** Problem requirements **
Identify the lines containing the word "this". Copy each one.

Records from a dataset:
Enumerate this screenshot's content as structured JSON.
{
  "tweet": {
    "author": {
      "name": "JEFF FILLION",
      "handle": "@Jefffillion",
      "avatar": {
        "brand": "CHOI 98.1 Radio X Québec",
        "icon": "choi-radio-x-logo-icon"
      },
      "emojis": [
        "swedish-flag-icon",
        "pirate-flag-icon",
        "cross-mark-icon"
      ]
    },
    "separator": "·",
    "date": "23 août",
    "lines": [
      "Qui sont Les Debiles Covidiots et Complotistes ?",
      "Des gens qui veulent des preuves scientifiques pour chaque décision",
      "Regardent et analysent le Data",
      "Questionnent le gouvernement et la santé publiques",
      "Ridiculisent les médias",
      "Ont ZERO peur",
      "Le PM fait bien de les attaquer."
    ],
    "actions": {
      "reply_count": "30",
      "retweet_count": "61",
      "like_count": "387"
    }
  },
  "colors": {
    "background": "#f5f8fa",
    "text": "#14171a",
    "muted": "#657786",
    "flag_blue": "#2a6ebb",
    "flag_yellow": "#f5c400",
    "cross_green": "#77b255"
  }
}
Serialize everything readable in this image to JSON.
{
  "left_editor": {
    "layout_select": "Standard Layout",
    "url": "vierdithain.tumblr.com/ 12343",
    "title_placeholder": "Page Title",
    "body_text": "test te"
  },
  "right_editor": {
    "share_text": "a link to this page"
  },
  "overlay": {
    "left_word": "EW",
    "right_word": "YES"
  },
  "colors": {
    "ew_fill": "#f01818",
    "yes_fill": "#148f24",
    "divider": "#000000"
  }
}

** Output of the exercise **
Enumerate this screenshot's content as structured JSON.
Serialize everything readable in this image to JSON.
    "share_text": "a link to this page"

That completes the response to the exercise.